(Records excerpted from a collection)
◇ ◇ ◇
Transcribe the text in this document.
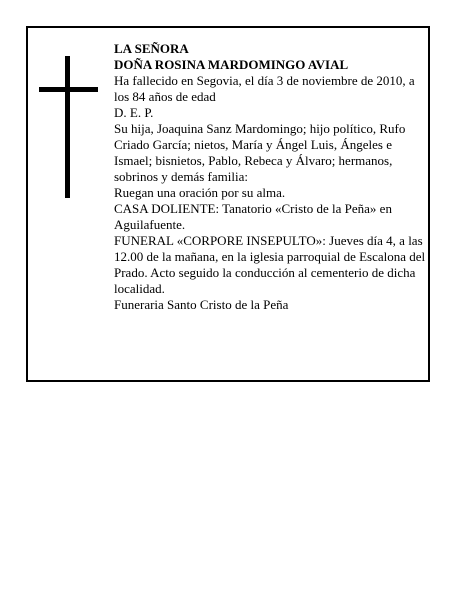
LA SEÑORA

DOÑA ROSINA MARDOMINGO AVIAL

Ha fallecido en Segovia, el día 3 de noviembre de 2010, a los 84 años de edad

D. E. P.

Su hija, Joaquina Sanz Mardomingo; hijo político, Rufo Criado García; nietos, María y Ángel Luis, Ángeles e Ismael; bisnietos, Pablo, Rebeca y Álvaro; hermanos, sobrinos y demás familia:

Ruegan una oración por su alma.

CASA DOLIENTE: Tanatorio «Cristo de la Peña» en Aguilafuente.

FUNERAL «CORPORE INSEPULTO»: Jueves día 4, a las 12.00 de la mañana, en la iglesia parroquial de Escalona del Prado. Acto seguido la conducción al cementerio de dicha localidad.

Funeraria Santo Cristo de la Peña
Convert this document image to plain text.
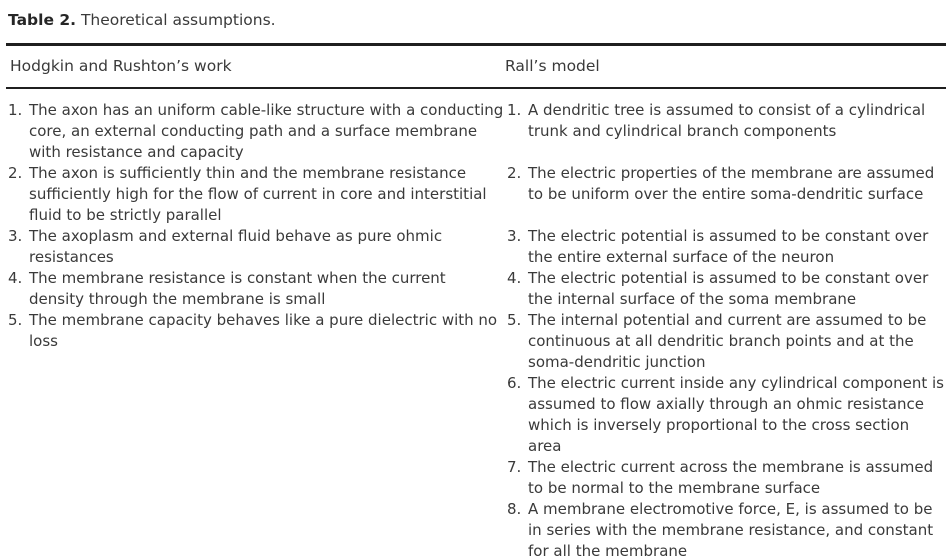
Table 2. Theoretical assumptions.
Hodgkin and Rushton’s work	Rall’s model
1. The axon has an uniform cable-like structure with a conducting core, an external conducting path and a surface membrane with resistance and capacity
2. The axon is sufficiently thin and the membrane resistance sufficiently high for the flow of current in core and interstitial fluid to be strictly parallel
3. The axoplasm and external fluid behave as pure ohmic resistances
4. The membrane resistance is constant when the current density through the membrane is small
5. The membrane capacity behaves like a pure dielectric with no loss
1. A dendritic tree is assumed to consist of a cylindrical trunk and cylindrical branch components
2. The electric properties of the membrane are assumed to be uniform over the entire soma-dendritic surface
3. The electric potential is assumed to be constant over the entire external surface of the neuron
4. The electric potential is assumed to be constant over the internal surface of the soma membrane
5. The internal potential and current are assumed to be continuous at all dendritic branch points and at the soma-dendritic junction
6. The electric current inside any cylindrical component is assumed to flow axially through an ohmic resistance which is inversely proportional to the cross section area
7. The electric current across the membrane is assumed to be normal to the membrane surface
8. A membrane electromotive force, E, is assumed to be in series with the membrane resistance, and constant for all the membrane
◇ ◇ ◇
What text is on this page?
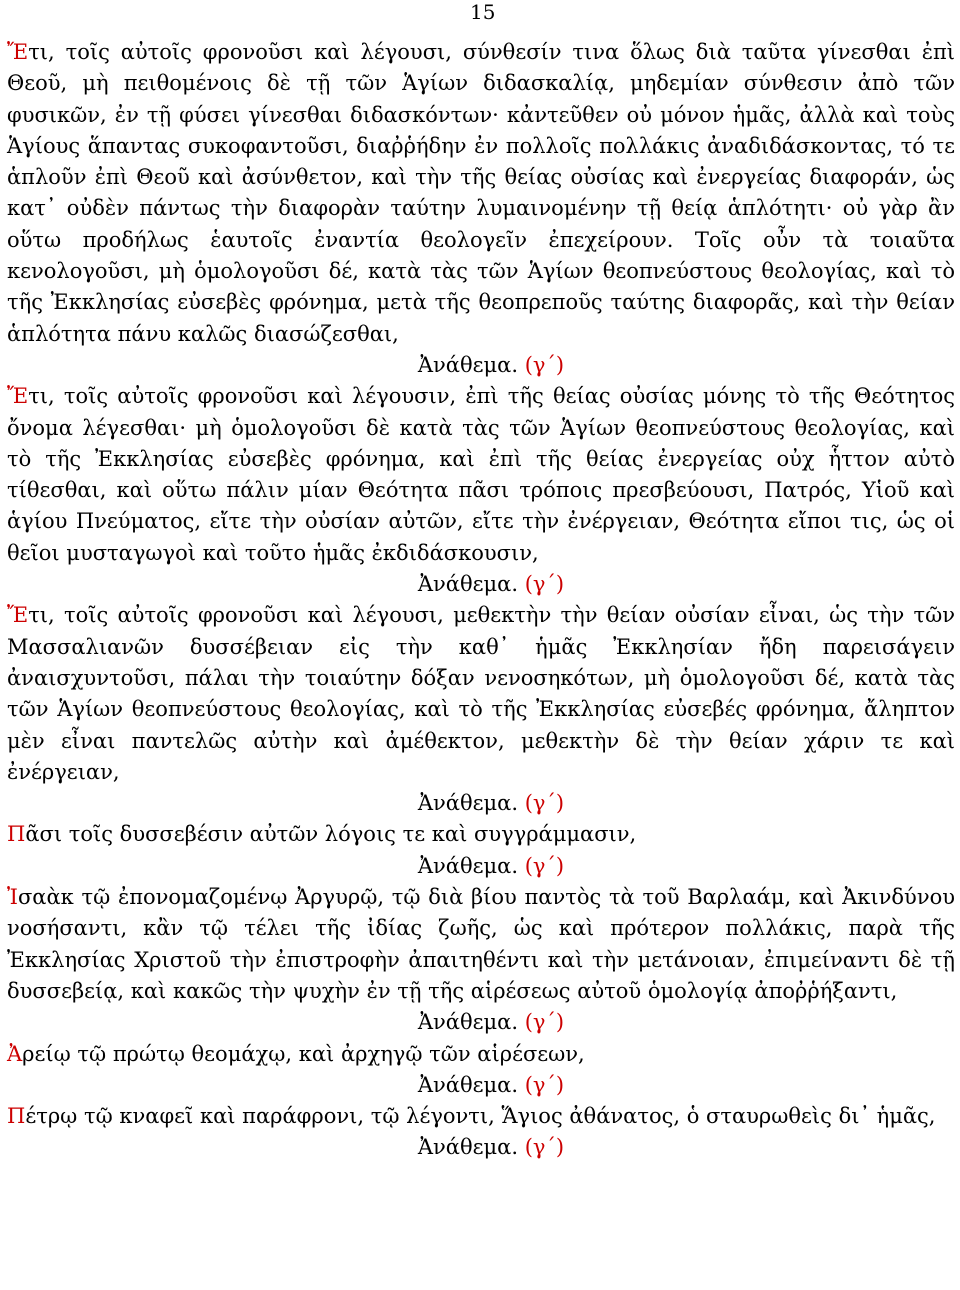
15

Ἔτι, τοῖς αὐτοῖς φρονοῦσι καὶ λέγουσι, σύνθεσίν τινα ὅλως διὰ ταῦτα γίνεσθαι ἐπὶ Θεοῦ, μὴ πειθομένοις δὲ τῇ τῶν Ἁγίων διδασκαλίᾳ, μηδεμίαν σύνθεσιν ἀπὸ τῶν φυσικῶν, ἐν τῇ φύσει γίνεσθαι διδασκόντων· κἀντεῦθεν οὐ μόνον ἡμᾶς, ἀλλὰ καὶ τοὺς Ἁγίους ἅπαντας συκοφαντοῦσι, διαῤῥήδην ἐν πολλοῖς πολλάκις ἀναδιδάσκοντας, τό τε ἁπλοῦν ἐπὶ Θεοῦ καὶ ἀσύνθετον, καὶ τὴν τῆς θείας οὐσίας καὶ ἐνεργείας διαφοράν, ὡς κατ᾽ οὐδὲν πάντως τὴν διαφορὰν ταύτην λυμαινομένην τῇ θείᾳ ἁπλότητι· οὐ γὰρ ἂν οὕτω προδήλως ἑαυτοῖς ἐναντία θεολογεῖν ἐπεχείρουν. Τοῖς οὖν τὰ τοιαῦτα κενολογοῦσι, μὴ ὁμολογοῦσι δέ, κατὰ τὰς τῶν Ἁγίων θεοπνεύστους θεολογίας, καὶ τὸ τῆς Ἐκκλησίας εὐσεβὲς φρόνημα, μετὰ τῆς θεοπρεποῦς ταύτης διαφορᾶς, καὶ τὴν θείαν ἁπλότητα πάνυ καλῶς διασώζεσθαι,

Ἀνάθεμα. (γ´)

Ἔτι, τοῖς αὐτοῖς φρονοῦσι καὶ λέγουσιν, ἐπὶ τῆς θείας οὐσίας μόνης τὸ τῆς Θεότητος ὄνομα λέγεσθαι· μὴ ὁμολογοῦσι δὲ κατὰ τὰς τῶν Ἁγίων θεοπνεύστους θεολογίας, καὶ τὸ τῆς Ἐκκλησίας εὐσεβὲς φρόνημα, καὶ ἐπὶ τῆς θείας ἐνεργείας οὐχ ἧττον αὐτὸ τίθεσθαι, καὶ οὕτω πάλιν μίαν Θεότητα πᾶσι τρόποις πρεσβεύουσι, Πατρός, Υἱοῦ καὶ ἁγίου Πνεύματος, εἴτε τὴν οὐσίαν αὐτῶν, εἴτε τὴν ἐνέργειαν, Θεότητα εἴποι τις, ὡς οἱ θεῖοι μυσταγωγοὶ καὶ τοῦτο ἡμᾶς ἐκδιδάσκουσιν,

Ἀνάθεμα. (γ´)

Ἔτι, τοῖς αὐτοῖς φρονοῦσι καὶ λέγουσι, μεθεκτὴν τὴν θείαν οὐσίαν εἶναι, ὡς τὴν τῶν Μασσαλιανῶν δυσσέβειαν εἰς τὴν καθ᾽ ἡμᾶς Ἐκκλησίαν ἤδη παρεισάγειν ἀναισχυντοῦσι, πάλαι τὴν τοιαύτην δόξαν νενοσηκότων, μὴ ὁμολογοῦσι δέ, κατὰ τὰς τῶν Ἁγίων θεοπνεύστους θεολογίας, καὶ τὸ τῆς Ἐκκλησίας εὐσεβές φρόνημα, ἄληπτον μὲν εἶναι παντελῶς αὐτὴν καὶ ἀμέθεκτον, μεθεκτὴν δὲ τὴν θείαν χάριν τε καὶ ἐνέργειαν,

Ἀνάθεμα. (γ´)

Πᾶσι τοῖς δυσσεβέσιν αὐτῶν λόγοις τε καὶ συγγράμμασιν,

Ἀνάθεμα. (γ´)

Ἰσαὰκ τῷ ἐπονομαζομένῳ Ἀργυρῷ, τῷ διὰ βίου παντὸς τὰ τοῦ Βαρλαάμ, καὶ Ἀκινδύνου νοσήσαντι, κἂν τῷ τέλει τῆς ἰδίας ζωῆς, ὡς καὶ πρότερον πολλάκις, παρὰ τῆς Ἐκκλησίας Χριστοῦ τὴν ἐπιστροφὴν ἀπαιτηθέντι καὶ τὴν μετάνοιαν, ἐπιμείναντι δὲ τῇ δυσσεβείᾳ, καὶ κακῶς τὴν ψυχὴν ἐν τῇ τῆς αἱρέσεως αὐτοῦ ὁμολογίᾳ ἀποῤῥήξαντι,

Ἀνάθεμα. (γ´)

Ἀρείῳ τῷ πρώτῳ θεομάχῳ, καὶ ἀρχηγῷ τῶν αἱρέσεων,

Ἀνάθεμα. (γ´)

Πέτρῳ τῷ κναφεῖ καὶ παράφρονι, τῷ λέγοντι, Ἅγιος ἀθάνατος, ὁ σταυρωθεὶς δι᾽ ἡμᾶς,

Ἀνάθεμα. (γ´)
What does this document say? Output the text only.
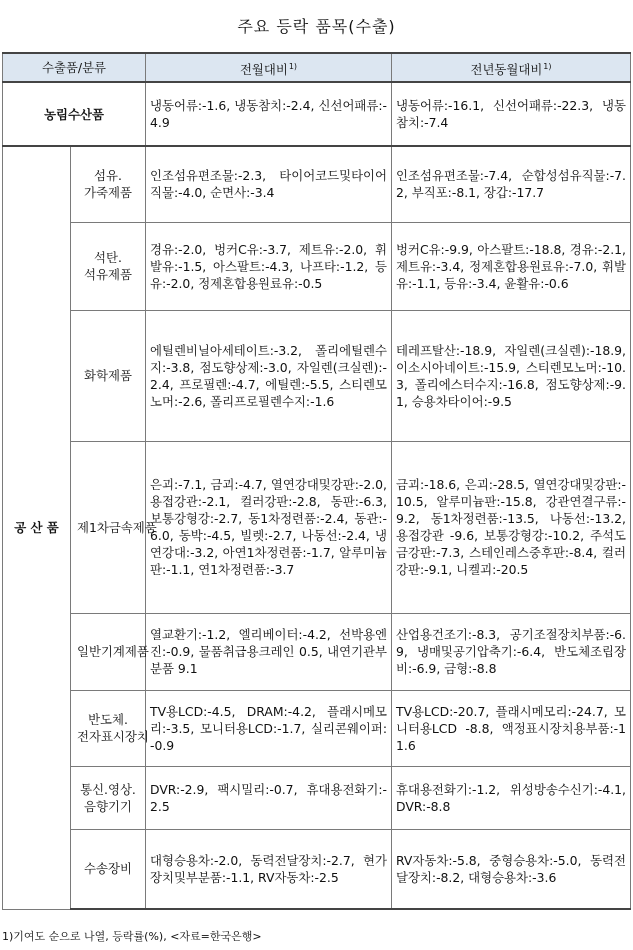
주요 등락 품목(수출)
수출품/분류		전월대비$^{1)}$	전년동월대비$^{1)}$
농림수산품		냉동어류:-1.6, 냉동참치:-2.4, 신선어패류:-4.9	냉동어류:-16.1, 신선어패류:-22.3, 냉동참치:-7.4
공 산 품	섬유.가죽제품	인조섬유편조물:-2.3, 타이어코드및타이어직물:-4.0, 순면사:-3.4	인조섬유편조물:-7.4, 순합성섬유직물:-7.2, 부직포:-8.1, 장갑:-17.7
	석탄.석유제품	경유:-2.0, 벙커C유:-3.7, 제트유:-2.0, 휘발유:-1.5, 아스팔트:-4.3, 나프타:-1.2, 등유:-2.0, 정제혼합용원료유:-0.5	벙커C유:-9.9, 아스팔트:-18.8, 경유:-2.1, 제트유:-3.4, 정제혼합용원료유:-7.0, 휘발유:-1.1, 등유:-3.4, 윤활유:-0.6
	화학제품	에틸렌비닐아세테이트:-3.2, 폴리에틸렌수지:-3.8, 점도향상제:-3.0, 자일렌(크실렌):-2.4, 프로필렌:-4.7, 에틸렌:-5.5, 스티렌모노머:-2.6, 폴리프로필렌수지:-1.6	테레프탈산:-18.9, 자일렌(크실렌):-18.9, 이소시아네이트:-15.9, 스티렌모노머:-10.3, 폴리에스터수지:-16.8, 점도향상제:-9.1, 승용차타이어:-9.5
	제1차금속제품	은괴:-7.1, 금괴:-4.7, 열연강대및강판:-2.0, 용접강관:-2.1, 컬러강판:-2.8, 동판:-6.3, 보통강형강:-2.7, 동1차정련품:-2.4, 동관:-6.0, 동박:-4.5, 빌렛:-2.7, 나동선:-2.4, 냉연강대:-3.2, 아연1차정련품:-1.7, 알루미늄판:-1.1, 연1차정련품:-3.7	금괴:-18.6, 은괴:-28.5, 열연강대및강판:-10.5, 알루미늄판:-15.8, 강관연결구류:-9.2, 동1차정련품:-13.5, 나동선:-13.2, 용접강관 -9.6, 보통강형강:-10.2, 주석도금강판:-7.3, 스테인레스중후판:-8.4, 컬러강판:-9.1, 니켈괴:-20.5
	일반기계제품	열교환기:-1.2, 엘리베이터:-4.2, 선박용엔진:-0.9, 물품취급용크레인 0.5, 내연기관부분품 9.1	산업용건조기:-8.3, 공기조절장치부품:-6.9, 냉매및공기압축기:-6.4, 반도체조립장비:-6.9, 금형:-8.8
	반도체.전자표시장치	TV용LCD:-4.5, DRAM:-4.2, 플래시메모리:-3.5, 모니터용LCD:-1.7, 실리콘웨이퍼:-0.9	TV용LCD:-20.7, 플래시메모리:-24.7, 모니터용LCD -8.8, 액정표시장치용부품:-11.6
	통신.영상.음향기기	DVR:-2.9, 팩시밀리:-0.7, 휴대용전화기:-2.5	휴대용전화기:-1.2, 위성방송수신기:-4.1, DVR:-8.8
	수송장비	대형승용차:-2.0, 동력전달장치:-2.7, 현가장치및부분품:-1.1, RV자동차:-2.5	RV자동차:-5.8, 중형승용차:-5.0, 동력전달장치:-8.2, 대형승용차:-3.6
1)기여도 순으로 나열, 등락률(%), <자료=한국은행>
◇ ◇ ◇
● **Goal**:
Of all the lines in the listing above, how many include "flow"? Write only the number.

● **Solution to the problem**:
2